[AIM OF THE EXERCISE]:
Write the material out again, line by line, exactly as it is.

** start RECORDS SUPPLIED **

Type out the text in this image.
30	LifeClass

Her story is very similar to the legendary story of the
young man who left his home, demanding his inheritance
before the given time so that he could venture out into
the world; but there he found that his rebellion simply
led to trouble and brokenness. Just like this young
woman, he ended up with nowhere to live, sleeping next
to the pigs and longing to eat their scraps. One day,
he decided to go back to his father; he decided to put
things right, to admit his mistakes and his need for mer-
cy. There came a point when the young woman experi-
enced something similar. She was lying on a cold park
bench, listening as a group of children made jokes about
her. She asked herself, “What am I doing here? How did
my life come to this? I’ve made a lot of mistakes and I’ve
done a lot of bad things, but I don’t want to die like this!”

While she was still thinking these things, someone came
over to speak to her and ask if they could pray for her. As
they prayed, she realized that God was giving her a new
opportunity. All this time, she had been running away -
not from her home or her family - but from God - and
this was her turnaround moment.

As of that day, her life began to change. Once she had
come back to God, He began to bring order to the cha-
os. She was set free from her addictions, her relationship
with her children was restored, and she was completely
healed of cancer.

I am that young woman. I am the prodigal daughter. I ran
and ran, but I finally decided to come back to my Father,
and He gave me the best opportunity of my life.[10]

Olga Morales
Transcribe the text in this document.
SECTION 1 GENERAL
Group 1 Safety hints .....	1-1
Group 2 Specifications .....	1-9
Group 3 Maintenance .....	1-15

** end RECORDS SUPPLIED **

[EXERCISE RESULT]:
Type out the text in this image.
30	LifeClass

Her story is very similar to the legendary story of the
young man who left his home, demanding his inheritance
before the given time so that he could venture out into
the world; but there he found that his rebellion simply
led to trouble and brokenness. Just like this young
woman, he ended up with nowhere to live, sleeping next
to the pigs and longing to eat their scraps. One day,
he decided to go back to his father; he decided to put
things right, to admit his mistakes and his need for mer-
cy. There came a point when the young woman experi-
enced something similar. She was lying on a cold park
bench, listening as a group of children made jokes about
her. She asked herself, “What am I doing here? How did
my life come to this? I’ve made a lot of mistakes and I’ve
done a lot of bad things, but I don’t want to die like this!”

While she was still thinking these things, someone came
over to speak to her and ask if they could pray for her. As
they prayed, she realized that God was giving her a new
opportunity. All this time, she had been running away -
not from her home or her family - but from God - and
this was her turnaround moment.

As of that day, her life began to change. Once she had
come back to God, He began to bring order to the cha-
os. She was set free from her addictions, her relationship
with her children was restored, and she was completely
healed of cancer.

I am that young woman. I am the prodigal daughter. I ran
and ran, but I finally decided to come back to my Father,
and He gave me the best opportunity of my life.[10]

Olga Morales
Transcribe the text in this document.
SECTION 1 GENERAL
Group 1 Safety hints .....	1-1
Group 2 Specifications .....	1-9
Group 3 Maintenance .....	1-15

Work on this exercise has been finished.